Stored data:
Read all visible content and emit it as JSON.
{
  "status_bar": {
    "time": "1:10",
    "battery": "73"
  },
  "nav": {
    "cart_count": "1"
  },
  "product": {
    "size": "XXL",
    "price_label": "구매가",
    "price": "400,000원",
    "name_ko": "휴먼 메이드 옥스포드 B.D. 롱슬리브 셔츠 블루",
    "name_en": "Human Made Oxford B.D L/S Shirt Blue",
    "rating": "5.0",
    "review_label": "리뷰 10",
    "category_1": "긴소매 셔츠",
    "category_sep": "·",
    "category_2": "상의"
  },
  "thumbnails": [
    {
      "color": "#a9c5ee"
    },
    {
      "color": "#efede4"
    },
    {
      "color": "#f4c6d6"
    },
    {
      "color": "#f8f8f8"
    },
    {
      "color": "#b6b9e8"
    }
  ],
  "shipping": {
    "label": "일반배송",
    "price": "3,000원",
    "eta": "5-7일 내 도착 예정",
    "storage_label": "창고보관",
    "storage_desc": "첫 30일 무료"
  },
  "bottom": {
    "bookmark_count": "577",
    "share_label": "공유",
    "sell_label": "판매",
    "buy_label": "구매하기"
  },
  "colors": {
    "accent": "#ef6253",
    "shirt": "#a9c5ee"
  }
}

## REQUEST:
Reproduce all the data word for word.

## SOLUTION TO THIS PROBLEM:
Read all visible content and emit it as JSON.
{
  "status_bar": {
    "time": "1:10",
    "battery": "73"
  },
  "nav": {
    "cart_count": "1"
  },
  "product": {
    "size": "XXL",
    "price_label": "구매가",
    "price": "400,000원",
    "name_ko": "휴먼 메이드 옥스포드 B.D. 롱슬리브 셔츠 블루",
    "name_en": "Human Made Oxford B.D L/S Shirt Blue",
    "rating": "5.0",
    "review_label": "리뷰 10",
    "category_1": "긴소매 셔츠",
    "category_sep": "·",
    "category_2": "상의"
  },
  "thumbnails": [
    {
      "color": "#a9c5ee"
    },
    {
      "color": "#efede4"
    },
    {
      "color": "#f4c6d6"
    },
    {
      "color": "#f8f8f8"
    },
    {
      "color": "#b6b9e8"
    }
  ],
  "shipping": {
    "label": "일반배송",
    "price": "3,000원",
    "eta": "5-7일 내 도착 예정",
    "storage_label": "창고보관",
    "storage_desc": "첫 30일 무료"
  },
  "bottom": {
    "bookmark_count": "577",
    "share_label": "공유",
    "sell_label": "판매",
    "buy_label": "구매하기"
  },
  "colors": {
    "accent": "#ef6253",
    "shirt": "#a9c5ee"
  }
}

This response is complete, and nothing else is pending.